> **What you are asked to do**:
Pick out each line below containing "Найдите".

Stored records:
• • • •

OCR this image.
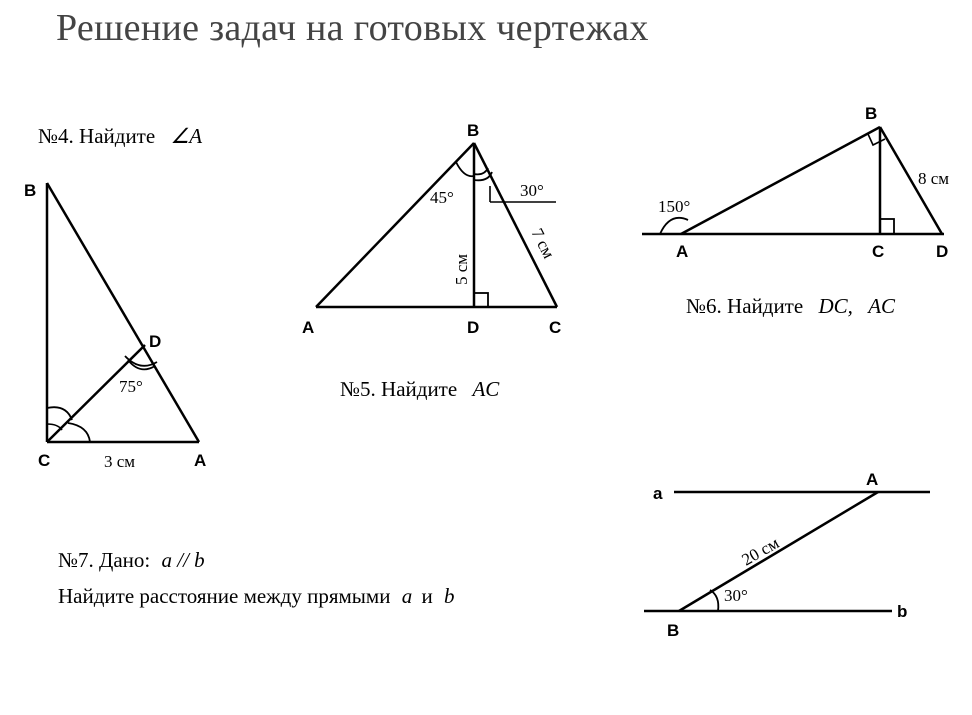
Решение задач на готовых чертежах
№4. Найдите ∠A
№5. Найдите AC
№6. Найдите DC,   AC
№7. Дано: a // b
Найдите расстояние между прямыми a и b
B
D
C	A
75°
3 см
B
A	D	C
45°	30°
5 см
7 см
B
A	C	D
150°
8 см
a
b
A
B
20 см
30°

• • • •

> **Completed task**:
№4. Найдите ∠A
№5. Найдите AC
№6. Найдите DC,   AC
Найдите расстояние между прямыми a и b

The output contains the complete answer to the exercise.